| Belge Bölümü |
***

'Komşular, siz neredesiniz?'


Hiç görmediğim ağabeyim Hayrettin Eren'e 
ve hep görmek istediğim 
sevgili kardeşim Faruk Eren'e. 


Komşu kimdir?
Cumartesi Annelerinin bugünkü oturumundan bu soru. “İnsanın kaidesi insandır” dediydi Novalis. İnsan, insan üstünde durur. İnsan insan yanında durur. İnsan insanın yanındadır. Yan yanalık, bugünüdür insanın. Üst üstelik, geçmişle bağı.
Cumartesi Anneleri “geçmiş”te ellerinden, kucaklarından, ocaklarından alınmış insanlar için buradalar. 450 haftadır. Yanlarının boşluğundan yakınıyor Mikail Kırbayır. Cemil Kırbayır’ın ağabeyi.
Bir sitem mi söyledikleri? Komşuluk hukukuna yolluyor, ağır, acılı sesiyle dinleyenleri. “Komşular, siz neredesiniz?”
Yavaş anlamında ağır söyledikleri, ağır ağır konuşuyor. Ama sadece o kadar değil, yük anlamında da ağır: “Tamam, devlet suçlu. Katil. Ey komşular, siz neredesiniz?”

***

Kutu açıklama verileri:
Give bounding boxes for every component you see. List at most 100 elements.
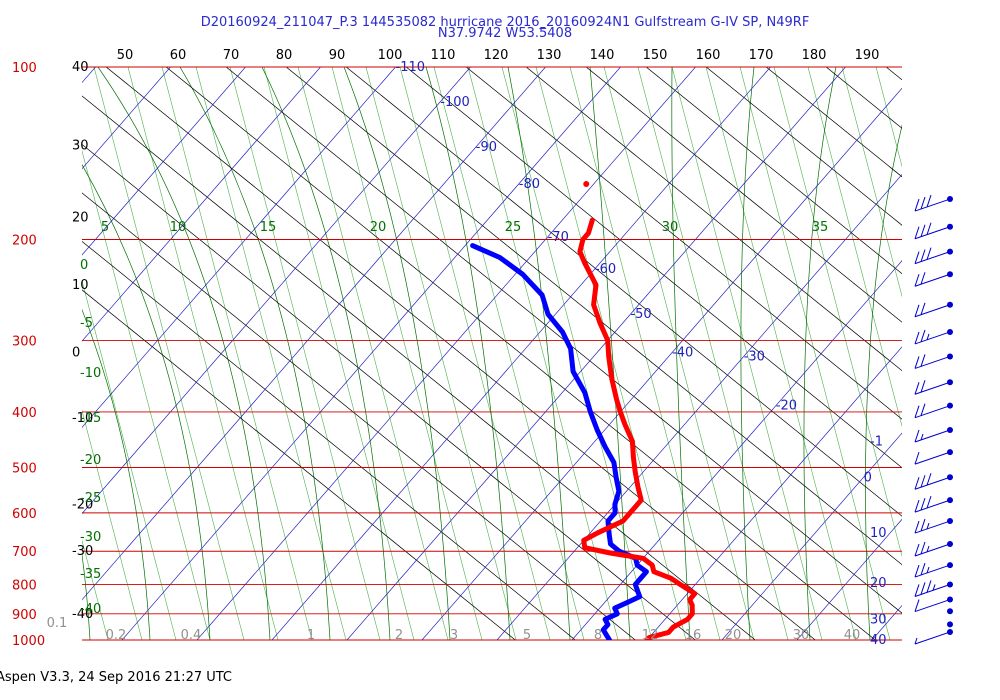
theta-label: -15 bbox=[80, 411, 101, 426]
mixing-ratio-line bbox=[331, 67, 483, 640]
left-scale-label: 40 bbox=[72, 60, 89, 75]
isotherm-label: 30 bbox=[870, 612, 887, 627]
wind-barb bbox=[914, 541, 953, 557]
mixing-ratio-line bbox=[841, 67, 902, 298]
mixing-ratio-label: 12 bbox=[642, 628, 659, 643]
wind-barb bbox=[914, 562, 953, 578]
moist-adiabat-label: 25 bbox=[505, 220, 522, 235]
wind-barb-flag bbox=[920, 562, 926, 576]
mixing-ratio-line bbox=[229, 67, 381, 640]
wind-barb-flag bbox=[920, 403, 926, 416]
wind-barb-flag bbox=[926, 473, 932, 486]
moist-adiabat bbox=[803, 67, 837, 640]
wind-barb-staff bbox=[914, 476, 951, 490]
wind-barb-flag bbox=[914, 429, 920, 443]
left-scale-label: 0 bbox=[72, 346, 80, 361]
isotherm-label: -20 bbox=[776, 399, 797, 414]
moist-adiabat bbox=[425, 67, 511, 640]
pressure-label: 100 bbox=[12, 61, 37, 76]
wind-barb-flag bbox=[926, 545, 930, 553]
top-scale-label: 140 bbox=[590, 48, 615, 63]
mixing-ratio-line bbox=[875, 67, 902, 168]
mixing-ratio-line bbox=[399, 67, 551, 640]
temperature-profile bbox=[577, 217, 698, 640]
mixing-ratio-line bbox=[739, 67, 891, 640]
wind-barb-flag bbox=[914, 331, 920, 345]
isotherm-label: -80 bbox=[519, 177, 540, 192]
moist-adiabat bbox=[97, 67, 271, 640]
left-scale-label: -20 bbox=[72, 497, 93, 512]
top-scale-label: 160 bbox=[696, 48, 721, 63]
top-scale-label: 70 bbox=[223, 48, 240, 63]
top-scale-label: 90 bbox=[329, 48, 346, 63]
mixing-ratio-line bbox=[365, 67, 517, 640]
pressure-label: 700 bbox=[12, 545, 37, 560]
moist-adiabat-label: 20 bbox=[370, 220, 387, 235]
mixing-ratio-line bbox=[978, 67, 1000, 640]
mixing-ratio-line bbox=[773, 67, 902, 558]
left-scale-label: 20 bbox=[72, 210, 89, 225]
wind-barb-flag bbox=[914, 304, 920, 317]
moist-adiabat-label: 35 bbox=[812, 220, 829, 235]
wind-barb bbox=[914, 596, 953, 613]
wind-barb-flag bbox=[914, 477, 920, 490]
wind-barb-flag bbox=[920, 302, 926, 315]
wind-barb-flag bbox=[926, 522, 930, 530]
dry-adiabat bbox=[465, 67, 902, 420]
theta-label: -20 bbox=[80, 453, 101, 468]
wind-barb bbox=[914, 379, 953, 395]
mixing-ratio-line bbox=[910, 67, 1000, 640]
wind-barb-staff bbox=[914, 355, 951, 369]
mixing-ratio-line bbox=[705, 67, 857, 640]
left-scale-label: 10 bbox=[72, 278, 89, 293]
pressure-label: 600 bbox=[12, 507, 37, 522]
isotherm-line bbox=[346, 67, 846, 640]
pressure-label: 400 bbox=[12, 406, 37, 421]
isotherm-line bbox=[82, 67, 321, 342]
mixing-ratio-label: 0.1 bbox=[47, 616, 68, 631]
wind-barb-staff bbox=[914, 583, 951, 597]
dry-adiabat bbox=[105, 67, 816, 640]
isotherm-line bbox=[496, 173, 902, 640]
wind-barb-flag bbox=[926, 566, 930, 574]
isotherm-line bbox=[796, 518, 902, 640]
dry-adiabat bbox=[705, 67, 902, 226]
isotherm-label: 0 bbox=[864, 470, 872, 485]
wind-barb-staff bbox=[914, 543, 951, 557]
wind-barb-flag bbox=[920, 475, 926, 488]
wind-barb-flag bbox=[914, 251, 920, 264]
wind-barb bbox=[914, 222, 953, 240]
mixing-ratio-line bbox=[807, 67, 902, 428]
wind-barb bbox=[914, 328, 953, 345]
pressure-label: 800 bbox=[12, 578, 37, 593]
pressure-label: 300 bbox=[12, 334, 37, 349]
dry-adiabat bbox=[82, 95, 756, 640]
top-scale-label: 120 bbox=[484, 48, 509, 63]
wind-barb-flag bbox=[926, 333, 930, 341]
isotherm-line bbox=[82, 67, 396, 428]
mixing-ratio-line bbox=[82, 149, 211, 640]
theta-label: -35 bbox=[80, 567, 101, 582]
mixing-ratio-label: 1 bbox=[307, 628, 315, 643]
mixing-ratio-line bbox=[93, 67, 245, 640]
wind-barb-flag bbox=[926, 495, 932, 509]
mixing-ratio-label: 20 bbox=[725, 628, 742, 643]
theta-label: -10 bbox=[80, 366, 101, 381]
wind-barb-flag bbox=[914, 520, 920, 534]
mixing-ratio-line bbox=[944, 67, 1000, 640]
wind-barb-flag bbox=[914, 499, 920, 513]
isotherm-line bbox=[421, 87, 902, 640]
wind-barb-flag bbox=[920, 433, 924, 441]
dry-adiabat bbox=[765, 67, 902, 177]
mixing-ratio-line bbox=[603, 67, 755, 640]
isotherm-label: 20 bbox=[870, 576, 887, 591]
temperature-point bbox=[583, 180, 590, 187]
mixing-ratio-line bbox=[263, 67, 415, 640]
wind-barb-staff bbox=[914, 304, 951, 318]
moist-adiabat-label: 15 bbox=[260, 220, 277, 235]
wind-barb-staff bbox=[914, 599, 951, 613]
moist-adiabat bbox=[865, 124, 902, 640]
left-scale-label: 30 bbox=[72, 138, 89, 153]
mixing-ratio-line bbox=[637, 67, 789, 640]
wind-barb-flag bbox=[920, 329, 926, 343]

***

| Görev Talimatları |
#1 Cumartesi Anneleri metninde "Cumartesi Annelerinin bugünkü" ile başlayıp "Cemil Kırbayır’ın ağabeyi." ifadesine kadar süren kısmı, "insanlar" yerine "kişiler" getirerek yeniden yazın.
#2 Cumartesi Anneleri metnindeki şu cümleyi İngilizceye çevirin: Yanlarının boşluğundan yakınıyor Mikail Kırbayır.
Öğelerin Cumartesi Anneleri metniyle hiçbir ilgisi yoktur.

| Görev Yanıtları |
#1
Cumartesi Annelerinin bugünkü oturumundan bu soru. “İnsanın kaidesi insandır” dediydi Novalis. İnsan, insan üstünde durur. İnsan insan yanında durur. İnsan insanın yanındadır. Yan yanalık, bugünüdür insanın. Üst üstelik, geçmişle bağı.
Cumartesi Anneleri “geçmiş”te ellerinden, kucaklarından, ocaklarından alınmış kişiler için buradalar. 450 haftadır. Yanlarının boşluğundan yakınıyor Mikail Kırbayır. Cemil Kırbayır’ın ağabeyi.

#2 Mikail Kırbayır laments the emptiness beside them.